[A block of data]
════════

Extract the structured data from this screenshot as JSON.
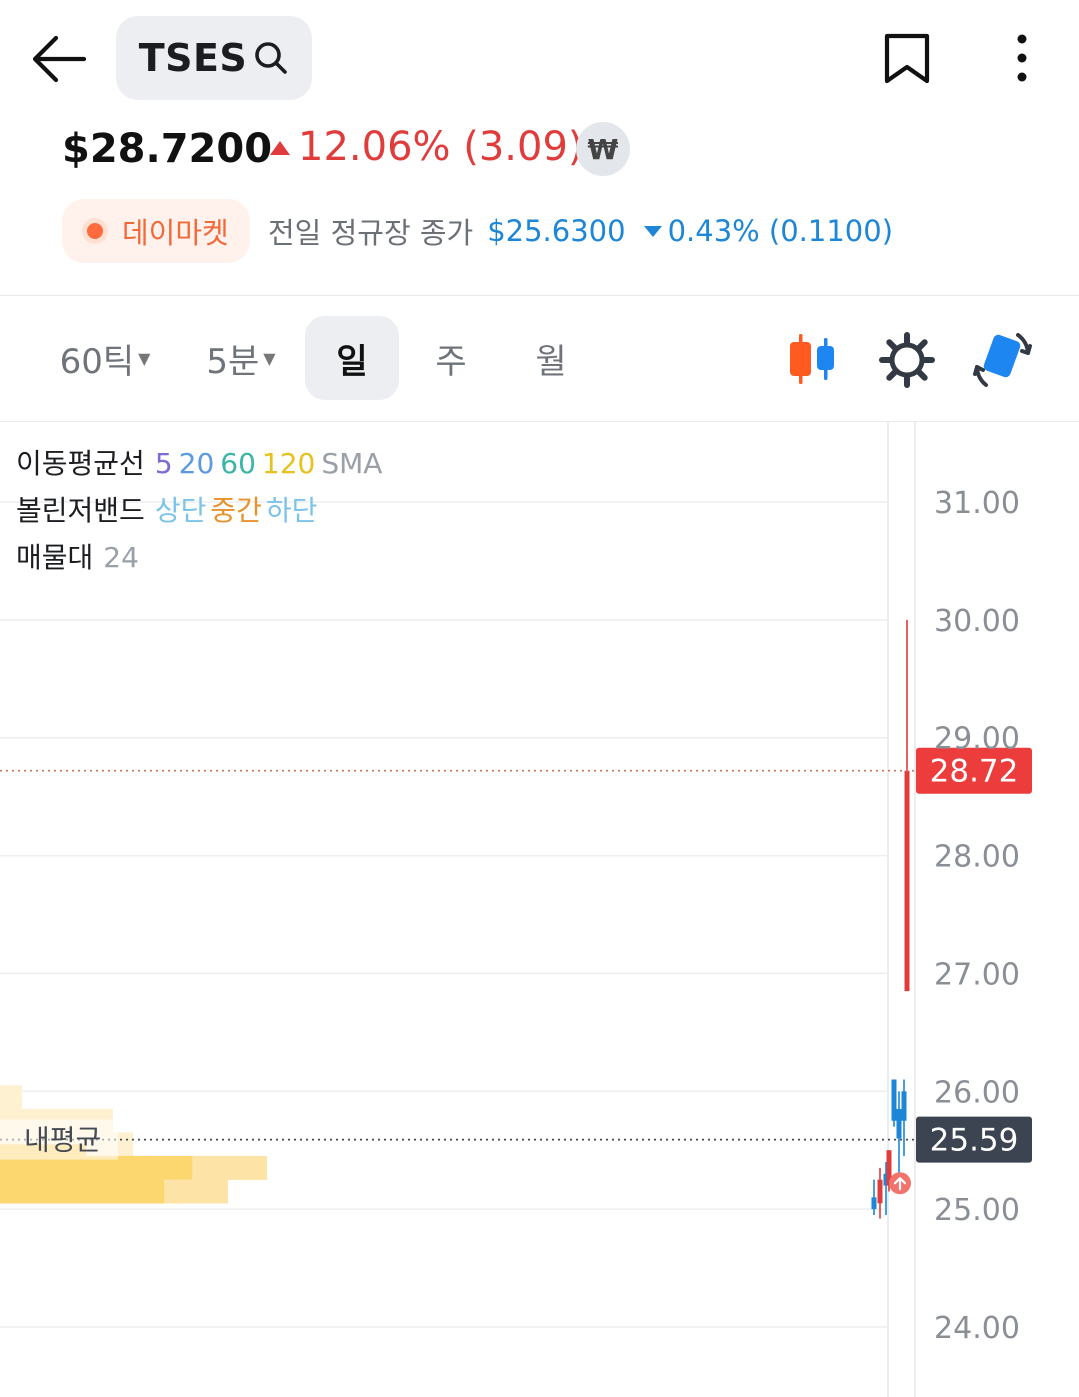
{
  "header": {
    "ticker": "TSES",
    "back_icon": "arrow-left-icon",
    "search_icon": "search-icon",
    "bookmark_icon": "bookmark-icon",
    "more_icon": "more-vertical-icon"
  },
  "quote": {
    "price": "$28.7200",
    "change_text": "12.06% (3.09)",
    "change_direction": "up",
    "currency_button": "₩",
    "up_color": "#e03c3c",
    "down_color": "#1e86d6"
  },
  "day_market": {
    "label": "데이마켓",
    "prev_close_label": "전일 정규장 종가",
    "prev_close_price": "$25.6300",
    "prev_change_text": "0.43% (0.1100)",
    "prev_change_direction": "down"
  },
  "tabs": [
    {
      "label": "60틱",
      "dropdown": true,
      "active": false
    },
    {
      "label": "5분",
      "dropdown": true,
      "active": false
    },
    {
      "label": "일",
      "dropdown": false,
      "active": true
    },
    {
      "label": "주",
      "dropdown": false,
      "active": false
    },
    {
      "label": "월",
      "dropdown": false,
      "active": false
    }
  ],
  "toolbar_icons": [
    "candlestick-icon",
    "gear-icon",
    "rotate-icon"
  ],
  "indicators": {
    "ma_label": "이동평균선",
    "ma_periods": [
      {
        "text": "5",
        "color": "#7b6cd6"
      },
      {
        "text": "20",
        "color": "#5a9be0"
      },
      {
        "text": "60",
        "color": "#3bb6a6"
      },
      {
        "text": "120",
        "color": "#e7c21e"
      },
      {
        "text": "SMA",
        "color": "#9aa0a8"
      }
    ],
    "bb_label": "볼린저밴드",
    "bb_parts": [
      {
        "text": "상단",
        "color": "#7cc3e8"
      },
      {
        "text": "중간",
        "color": "#e8922c"
      },
      {
        "text": "하단",
        "color": "#7cc3e8"
      }
    ],
    "vp_label": "매물대",
    "vp_value": "24"
  },
  "chart_data": {
    "type": "candlestick",
    "y_ticks": [
      "31.00",
      "30.00",
      "29.00",
      "28.00",
      "27.00",
      "26.00",
      "25.00",
      "24.00"
    ],
    "ylim": [
      23.6,
      31.7
    ],
    "current_price_label": "28.72",
    "current_price": 28.72,
    "avg_price_label": "25.59",
    "avg_price": 25.59,
    "avg_line_label": "내평균",
    "grid": true,
    "candles": [
      {
        "open": 25.05,
        "close": 25.25,
        "high": 25.35,
        "low": 24.92,
        "color": "up"
      },
      {
        "open": 25.1,
        "close": 25.0,
        "high": 25.25,
        "low": 24.95,
        "color": "down"
      },
      {
        "open": 25.3,
        "close": 25.2,
        "high": 25.4,
        "low": 24.95,
        "color": "down"
      },
      {
        "open": 25.2,
        "close": 25.5,
        "high": 25.5,
        "low": 25.15,
        "color": "up"
      },
      {
        "open": 26.1,
        "close": 25.75,
        "high": 26.1,
        "low": 25.7,
        "color": "down"
      },
      {
        "open": 25.85,
        "close": 25.6,
        "high": 26.0,
        "low": 25.2,
        "color": "down"
      },
      {
        "open": 26.0,
        "close": 25.75,
        "high": 26.1,
        "low": 25.45,
        "color": "down"
      },
      {
        "open": 26.85,
        "close": 28.72,
        "high": 30.0,
        "low": 26.85,
        "color": "up"
      }
    ],
    "volume_profile": [
      {
        "price": 25.95,
        "value": 22
      },
      {
        "price": 25.75,
        "value": 113
      },
      {
        "price": 25.55,
        "value": 133
      },
      {
        "price": 25.35,
        "value": 267
      },
      {
        "price": 25.15,
        "value": 228
      }
    ]
  }
}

════════

• EXERCISE DESCRIPTION
Each entry should be repeated exactly as it appears; the pictures stay out.

• SOLUTION FOR THIS EXERCISE
Extract the structured data from this screenshot as JSON.
{
  "header": {
    "ticker": "TSES",
    "back_icon": "arrow-left-icon",
    "search_icon": "search-icon",
    "bookmark_icon": "bookmark-icon",
    "more_icon": "more-vertical-icon"
  },
  "quote": {
    "price": "$28.7200",
    "change_text": "12.06% (3.09)",
    "change_direction": "up",
    "currency_button": "₩",
    "up_color": "#e03c3c",
    "down_color": "#1e86d6"
  },
  "day_market": {
    "label": "데이마켓",
    "prev_close_label": "전일 정규장 종가",
    "prev_close_price": "$25.6300",
    "prev_change_text": "0.43% (0.1100)",
    "prev_change_direction": "down"
  },
  "tabs": [
    {
      "label": "60틱",
      "dropdown": true,
      "active": false
    },
    {
      "label": "5분",
      "dropdown": true,
      "active": false
    },
    {
      "label": "일",
      "dropdown": false,
      "active": true
    },
    {
      "label": "주",
      "dropdown": false,
      "active": false
    },
    {
      "label": "월",
      "dropdown": false,
      "active": false
    }
  ],
  "toolbar_icons": [
    "candlestick-icon",
    "gear-icon",
    "rotate-icon"
  ],
  "indicators": {
    "ma_label": "이동평균선",
    "ma_periods": [
      {
        "text": "5",
        "color": "#7b6cd6"
      },
      {
        "text": "20",
        "color": "#5a9be0"
      },
      {
        "text": "60",
        "color": "#3bb6a6"
      },
      {
        "text": "120",
        "color": "#e7c21e"
      },
      {
        "text": "SMA",
        "color": "#9aa0a8"
      }
    ],
    "bb_label": "볼린저밴드",
    "bb_parts": [
      {
        "text": "상단",
        "color": "#7cc3e8"
      },
      {
        "text": "중간",
        "color": "#e8922c"
      },
      {
        "text": "하단",
        "color": "#7cc3e8"
      }
    ],
    "vp_label": "매물대",
    "vp_value": "24"
  },
  "chart_data": {
    "type": "candlestick",
    "y_ticks": [
      "31.00",
      "30.00",
      "29.00",
      "28.00",
      "27.00",
      "26.00",
      "25.00",
      "24.00"
    ],
    "ylim": [
      23.6,
      31.7
    ],
    "current_price_label": "28.72",
    "current_price": 28.72,
    "avg_price_label": "25.59",
    "avg_price": 25.59,
    "avg_line_label": "내평균",
    "grid": true,
    "candles": [
      {
        "open": 25.05,
        "close": 25.25,
        "high": 25.35,
        "low": 24.92,
        "color": "up"
      },
      {
        "open": 25.1,
        "close": 25.0,
        "high": 25.25,
        "low": 24.95,
        "color": "down"
      },
      {
        "open": 25.3,
        "close": 25.2,
        "high": 25.4,
        "low": 24.95,
        "color": "down"
      },
      {
        "open": 25.2,
        "close": 25.5,
        "high": 25.5,
        "low": 25.15,
        "color": "up"
      },
      {
        "open": 26.1,
        "close": 25.75,
        "high": 26.1,
        "low": 25.7,
        "color": "down"
      },
      {
        "open": 25.85,
        "close": 25.6,
        "high": 26.0,
        "low": 25.2,
        "color": "down"
      },
      {
        "open": 26.0,
        "close": 25.75,
        "high": 26.1,
        "low": 25.45,
        "color": "down"
      },
      {
        "open": 26.85,
        "close": 28.72,
        "high": 30.0,
        "low": 26.85,
        "color": "up"
      }
    ],
    "volume_profile": [
      {
        "price": 25.95,
        "value": 22
      },
      {
        "price": 25.75,
        "value": 113
      },
      {
        "price": 25.55,
        "value": 133
      },
      {
        "price": 25.35,
        "value": 267
      },
      {
        "price": 25.15,
        "value": 228
      }
    ]
  }
}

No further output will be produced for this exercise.